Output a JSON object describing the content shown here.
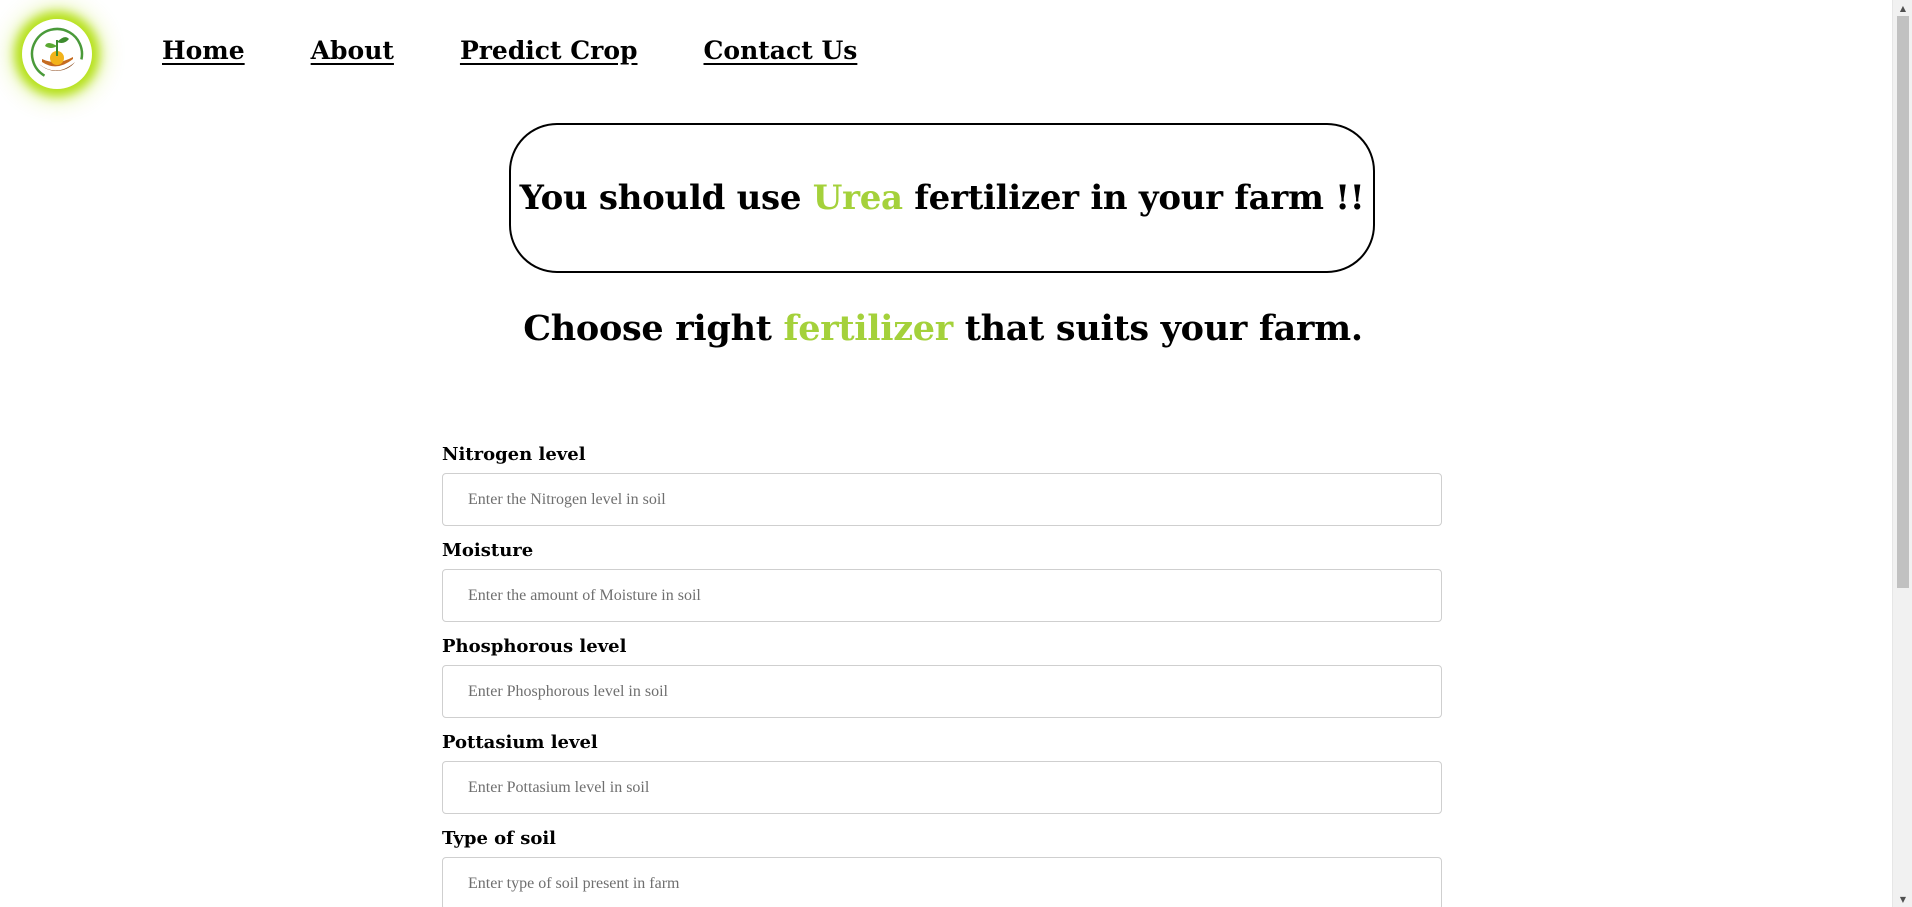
{
  "nav": {
    "logo_icon": "plant-sun-logo-icon",
    "items": [
      {
        "label": "Home"
      },
      {
        "label": "About"
      },
      {
        "label": "Predict Crop"
      },
      {
        "label": "Contact Us"
      }
    ]
  },
  "result": {
    "prefix": "You should use ",
    "fertilizer": "Urea",
    "suffix": " fertilizer in your farm !!"
  },
  "subtitle": {
    "prefix": "Choose right ",
    "highlight": "fertilizer",
    "suffix": " that suits your farm."
  },
  "form": {
    "fields": [
      {
        "label": "Nitrogen level",
        "placeholder": "Enter the Nitrogen level in soil",
        "value": ""
      },
      {
        "label": "Moisture",
        "placeholder": "Enter the amount of Moisture in soil",
        "value": ""
      },
      {
        "label": "Phosphorous level",
        "placeholder": "Enter Phosphorous level in soil",
        "value": ""
      },
      {
        "label": "Pottasium level",
        "placeholder": "Enter Pottasium level in soil",
        "value": ""
      },
      {
        "label": "Type of soil",
        "placeholder": "Enter type of soil present in farm",
        "value": ""
      }
    ]
  },
  "colors": {
    "accent": "#a4d13b",
    "logo_glow": "#b6e11a",
    "text": "#000000"
  }
}
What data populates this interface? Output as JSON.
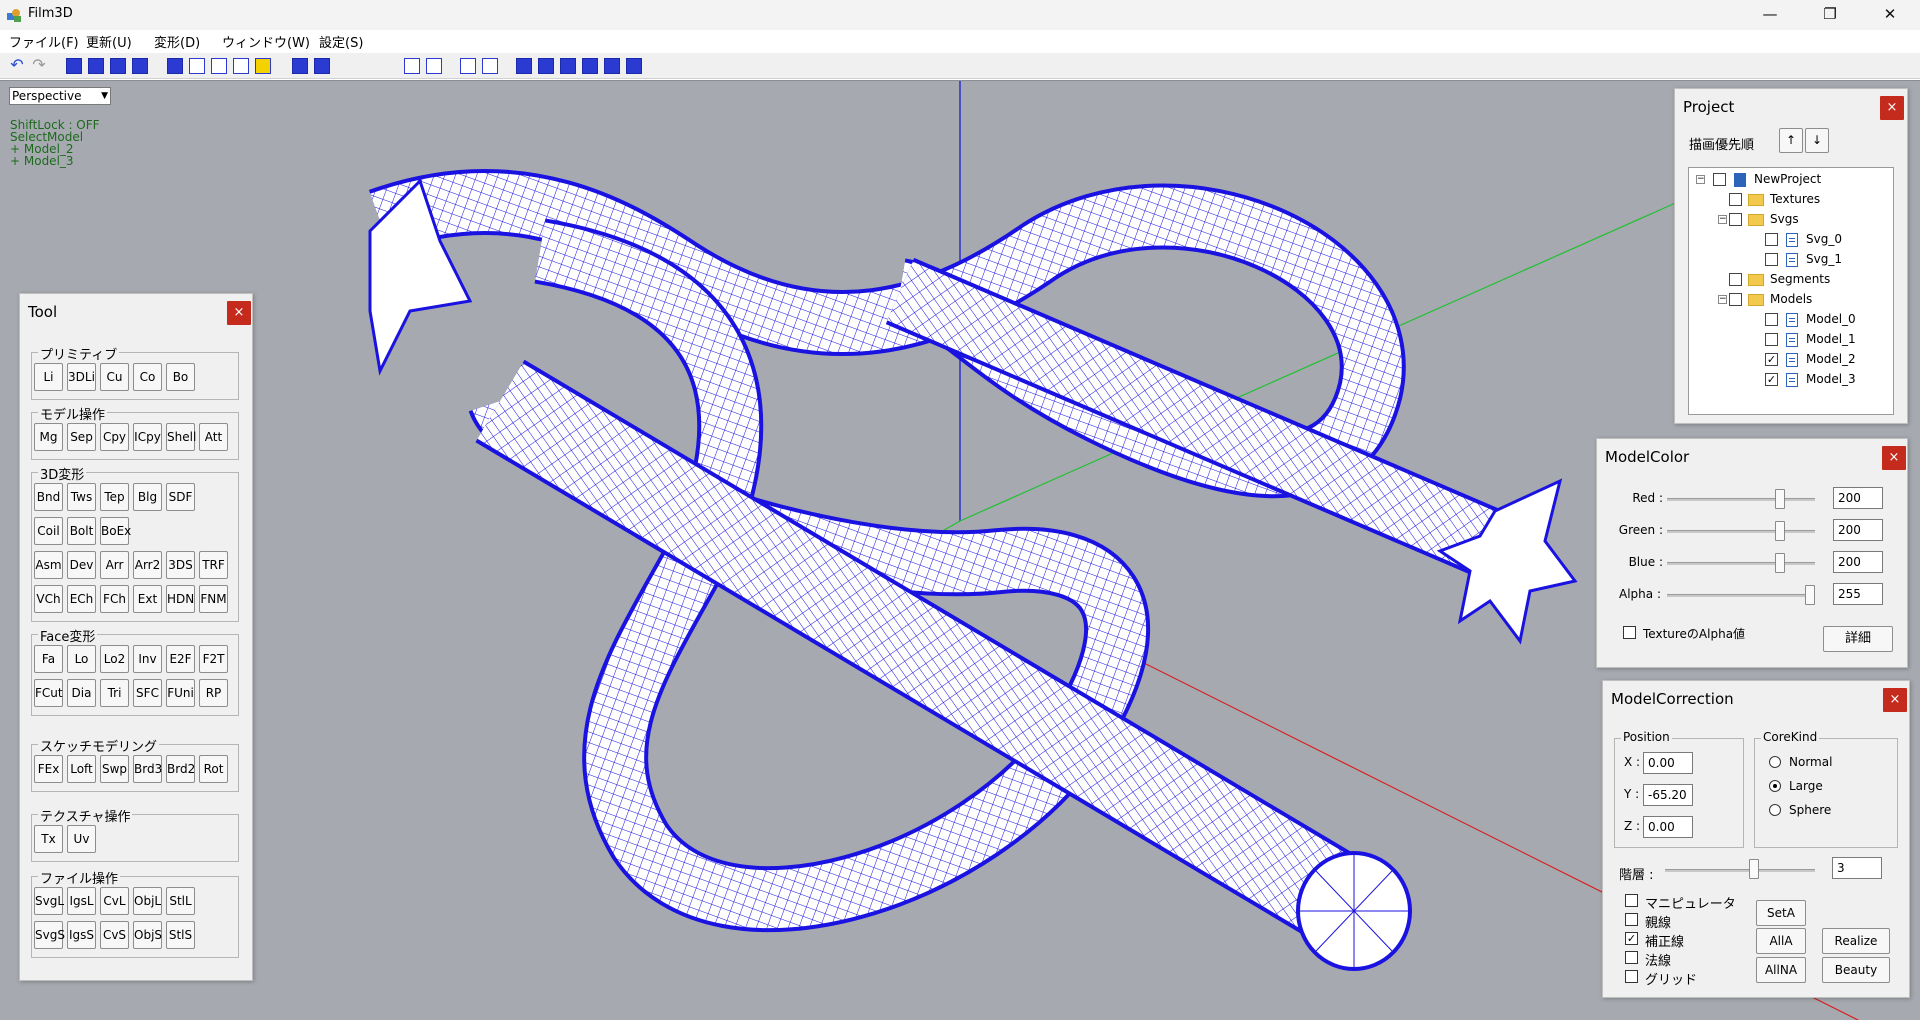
{
  "window": {
    "title": "Film3D",
    "minimize": "—",
    "maximize": "❐",
    "close": "✕"
  },
  "menu": [
    "ファイル(F)",
    "更新(U)",
    "変形(D)",
    "ウィンドウ(W)",
    "設定(S)"
  ],
  "viewport": {
    "view_mode": "Perspective",
    "status_lines": [
      "ShiftLock : OFF",
      "SelectModel",
      "+ Model_2",
      "+ Model_3"
    ]
  },
  "tool_panel": {
    "title": "Tool",
    "close": "×",
    "groups": [
      {
        "label": "プリミティブ",
        "rows": [
          [
            "Li",
            "3DLi",
            "Cu",
            "Co",
            "Bo"
          ]
        ]
      },
      {
        "label": "モデル操作",
        "rows": [
          [
            "Mg",
            "Sep",
            "Cpy",
            "ICpy",
            "Shell",
            "Att"
          ]
        ]
      },
      {
        "label": "3D変形",
        "rows": [
          [
            "Bnd",
            "Tws",
            "Tep",
            "Blg",
            "SDF"
          ],
          [
            "Coil",
            "Bolt",
            "BoEx"
          ],
          [
            "Asm",
            "Dev",
            "Arr",
            "Arr2",
            "3DS",
            "TRF"
          ],
          [
            "VCh",
            "ECh",
            "FCh",
            "Ext",
            "HDN",
            "FNM"
          ]
        ]
      },
      {
        "label": "Face変形",
        "rows": [
          [
            "Fa",
            "Lo",
            "Lo2",
            "Inv",
            "E2F",
            "F2T"
          ],
          [
            "FCut",
            "Dia",
            "Tri",
            "SFC",
            "FUni",
            "RP"
          ]
        ]
      },
      {
        "label": "スケッチモデリング",
        "rows": [
          [
            "FEx",
            "Loft",
            "Swp",
            "Brd3",
            "Brd2",
            "Rot"
          ]
        ]
      },
      {
        "label": "テクスチャ操作",
        "rows": [
          [
            "Tx",
            "Uv"
          ]
        ]
      },
      {
        "label": "ファイル操作",
        "rows": [
          [
            "SvgL",
            "IgsL",
            "CvL",
            "ObjL",
            "StlL"
          ],
          [
            "SvgS",
            "IgsS",
            "CvS",
            "ObjS",
            "StlS"
          ]
        ]
      }
    ]
  },
  "project_panel": {
    "title": "Project",
    "close": "×",
    "priority_label": "描画優先順",
    "up": "↑",
    "down": "↓",
    "tree": [
      {
        "label": "NewProject",
        "level": 0,
        "kind": "root",
        "checked": false,
        "expander": "−"
      },
      {
        "label": "Textures",
        "level": 1,
        "kind": "folder",
        "checked": false
      },
      {
        "label": "Svgs",
        "level": 1,
        "kind": "folder",
        "checked": false,
        "expander": "−"
      },
      {
        "label": "Svg_0",
        "level": 2,
        "kind": "file",
        "checked": false
      },
      {
        "label": "Svg_1",
        "level": 2,
        "kind": "file",
        "checked": false
      },
      {
        "label": "Segments",
        "level": 1,
        "kind": "folder",
        "checked": false
      },
      {
        "label": "Models",
        "level": 1,
        "kind": "folder",
        "checked": false,
        "expander": "−"
      },
      {
        "label": "Model_0",
        "level": 2,
        "kind": "file",
        "checked": false
      },
      {
        "label": "Model_1",
        "level": 2,
        "kind": "file",
        "checked": false
      },
      {
        "label": "Model_2",
        "level": 2,
        "kind": "file",
        "checked": true
      },
      {
        "label": "Model_3",
        "level": 2,
        "kind": "file",
        "checked": true
      }
    ]
  },
  "color_panel": {
    "title": "ModelColor",
    "close": "×",
    "channels": [
      {
        "label": "Red :",
        "value": "200",
        "level": 0.784
      },
      {
        "label": "Green :",
        "value": "200",
        "level": 0.784
      },
      {
        "label": "Blue :",
        "value": "200",
        "level": 0.784
      },
      {
        "label": "Alpha :",
        "value": "255",
        "level": 1.0
      }
    ],
    "texture_alpha": "TextureのAlpha値",
    "detail": "詳細"
  },
  "correction_panel": {
    "title": "ModelCorrection",
    "close": "×",
    "position_label": "Position",
    "x_label": "X :",
    "x": "0.00",
    "y_label": "Y :",
    "y": "-65.20",
    "z_label": "Z :",
    "z": "0.00",
    "corekind_label": "CoreKind",
    "kinds": [
      {
        "label": "Normal",
        "selected": false
      },
      {
        "label": "Large",
        "selected": true
      },
      {
        "label": "Sphere",
        "selected": false
      }
    ],
    "layer_label": "階層 :",
    "layer_value": "3",
    "layer_level": 0.6,
    "options": [
      {
        "label": "マニピュレータ",
        "checked": false
      },
      {
        "label": "親線",
        "checked": false
      },
      {
        "label": "補正線",
        "checked": true
      },
      {
        "label": "法線",
        "checked": false
      },
      {
        "label": "グリッド",
        "checked": false
      }
    ],
    "buttons": {
      "seta": "SetA",
      "alla": "AllA",
      "allna": "AllNA",
      "realize": "Realize",
      "beauty": "Beauty"
    }
  },
  "colors": {
    "mesh": "#1a12e0",
    "viewport_bg": "#a6aab0",
    "axis_x": "#d82020",
    "axis_y": "#20c030",
    "axis_z": "#1010d0"
  }
}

━━━━━━━━

YOUR INSTRUCTIONS: Omit every picture, then repeat the remaining data exactly as it appears above.

RESPONSE BELOW:
Output a JSON object describing the content shown here.
{
  "nav": {
    "logo_icon": "plant-sun-logo-icon",
    "items": [
      {
        "label": "Home"
      },
      {
        "label": "About"
      },
      {
        "label": "Predict Crop"
      },
      {
        "label": "Contact Us"
      }
    ]
  },
  "result": {
    "prefix": "You should use ",
    "fertilizer": "Urea",
    "suffix": " fertilizer in your farm !!"
  },
  "subtitle": {
    "prefix": "Choose right ",
    "highlight": "fertilizer",
    "suffix": " that suits your farm."
  },
  "form": {
    "fields": [
      {
        "label": "Nitrogen level",
        "placeholder": "Enter the Nitrogen level in soil",
        "value": ""
      },
      {
        "label": "Moisture",
        "placeholder": "Enter the amount of Moisture in soil",
        "value": ""
      },
      {
        "label": "Phosphorous level",
        "placeholder": "Enter Phosphorous level in soil",
        "value": ""
      },
      {
        "label": "Pottasium level",
        "placeholder": "Enter Pottasium level in soil",
        "value": ""
      },
      {
        "label": "Type of soil",
        "placeholder": "Enter type of soil present in farm",
        "value": ""
      }
    ]
  },
  "colors": {
    "accent": "#a4d13b",
    "logo_glow": "#b6e11a",
    "text": "#000000"
  }
}
What data populates this interface? Output as JSON.
{
  "window": {
    "title": "Film3D",
    "minimize": "—",
    "maximize": "❐",
    "close": "✕"
  },
  "menu": [
    "ファイル(F)",
    "更新(U)",
    "変形(D)",
    "ウィンドウ(W)",
    "設定(S)"
  ],
  "viewport": {
    "view_mode": "Perspective",
    "status_lines": [
      "ShiftLock : OFF",
      "SelectModel",
      "+ Model_2",
      "+ Model_3"
    ]
  },
  "tool_panel": {
    "title": "Tool",
    "close": "×",
    "groups": [
      {
        "label": "プリミティブ",
        "rows": [
          [
            "Li",
            "3DLi",
            "Cu",
            "Co",
            "Bo"
          ]
        ]
      },
      {
        "label": "モデル操作",
        "rows": [
          [
            "Mg",
            "Sep",
            "Cpy",
            "ICpy",
            "Shell",
            "Att"
          ]
        ]
      },
      {
        "label": "3D変形",
        "rows": [
          [
            "Bnd",
            "Tws",
            "Tep",
            "Blg",
            "SDF"
          ],
          [
            "Coil",
            "Bolt",
            "BoEx"
          ],
          [
            "Asm",
            "Dev",
            "Arr",
            "Arr2",
            "3DS",
            "TRF"
          ],
          [
            "VCh",
            "ECh",
            "FCh",
            "Ext",
            "HDN",
            "FNM"
          ]
        ]
      },
      {
        "label": "Face変形",
        "rows": [
          [
            "Fa",
            "Lo",
            "Lo2",
            "Inv",
            "E2F",
            "F2T"
          ],
          [
            "FCut",
            "Dia",
            "Tri",
            "SFC",
            "FUni",
            "RP"
          ]
        ]
      },
      {
        "label": "スケッチモデリング",
        "rows": [
          [
            "FEx",
            "Loft",
            "Swp",
            "Brd3",
            "Brd2",
            "Rot"
          ]
        ]
      },
      {
        "label": "テクスチャ操作",
        "rows": [
          [
            "Tx",
            "Uv"
          ]
        ]
      },
      {
        "label": "ファイル操作",
        "rows": [
          [
            "SvgL",
            "IgsL",
            "CvL",
            "ObjL",
            "StlL"
          ],
          [
            "SvgS",
            "IgsS",
            "CvS",
            "ObjS",
            "StlS"
          ]
        ]
      }
    ]
  },
  "project_panel": {
    "title": "Project",
    "close": "×",
    "priority_label": "描画優先順",
    "up": "↑",
    "down": "↓",
    "tree": [
      {
        "label": "NewProject",
        "level": 0,
        "kind": "root",
        "checked": false,
        "expander": "−"
      },
      {
        "label": "Textures",
        "level": 1,
        "kind": "folder",
        "checked": false
      },
      {
        "label": "Svgs",
        "level": 1,
        "kind": "folder",
        "checked": false,
        "expander": "−"
      },
      {
        "label": "Svg_0",
        "level": 2,
        "kind": "file",
        "checked": false
      },
      {
        "label": "Svg_1",
        "level": 2,
        "kind": "file",
        "checked": false
      },
      {
        "label": "Segments",
        "level": 1,
        "kind": "folder",
        "checked": false
      },
      {
        "label": "Models",
        "level": 1,
        "kind": "folder",
        "checked": false,
        "expander": "−"
      },
      {
        "label": "Model_0",
        "level": 2,
        "kind": "file",
        "checked": false
      },
      {
        "label": "Model_1",
        "level": 2,
        "kind": "file",
        "checked": false
      },
      {
        "label": "Model_2",
        "level": 2,
        "kind": "file",
        "checked": true
      },
      {
        "label": "Model_3",
        "level": 2,
        "kind": "file",
        "checked": true
      }
    ]
  },
  "color_panel": {
    "title": "ModelColor",
    "close": "×",
    "channels": [
      {
        "label": "Red :",
        "value": "200",
        "level": 0.784
      },
      {
        "label": "Green :",
        "value": "200",
        "level": 0.784
      },
      {
        "label": "Blue :",
        "value": "200",
        "level": 0.784
      },
      {
        "label": "Alpha :",
        "value": "255",
        "level": 1.0
      }
    ],
    "texture_alpha": "TextureのAlpha値",
    "detail": "詳細"
  },
  "correction_panel": {
    "title": "ModelCorrection",
    "close": "×",
    "position_label": "Position",
    "x_label": "X :",
    "x": "0.00",
    "y_label": "Y :",
    "y": "-65.20",
    "z_label": "Z :",
    "z": "0.00",
    "corekind_label": "CoreKind",
    "kinds": [
      {
        "label": "Normal",
        "selected": false
      },
      {
        "label": "Large",
        "selected": true
      },
      {
        "label": "Sphere",
        "selected": false
      }
    ],
    "layer_label": "階層 :",
    "layer_value": "3",
    "layer_level": 0.6,
    "options": [
      {
        "label": "マニピュレータ",
        "checked": false
      },
      {
        "label": "親線",
        "checked": false
      },
      {
        "label": "補正線",
        "checked": true
      },
      {
        "label": "法線",
        "checked": false
      },
      {
        "label": "グリッド",
        "checked": false
      }
    ],
    "buttons": {
      "seta": "SetA",
      "alla": "AllA",
      "allna": "AllNA",
      "realize": "Realize",
      "beauty": "Beauty"
    }
  },
  "colors": {
    "mesh": "#1a12e0",
    "viewport_bg": "#a6aab0",
    "axis_x": "#d82020",
    "axis_y": "#20c030",
    "axis_z": "#1010d0"
  }
}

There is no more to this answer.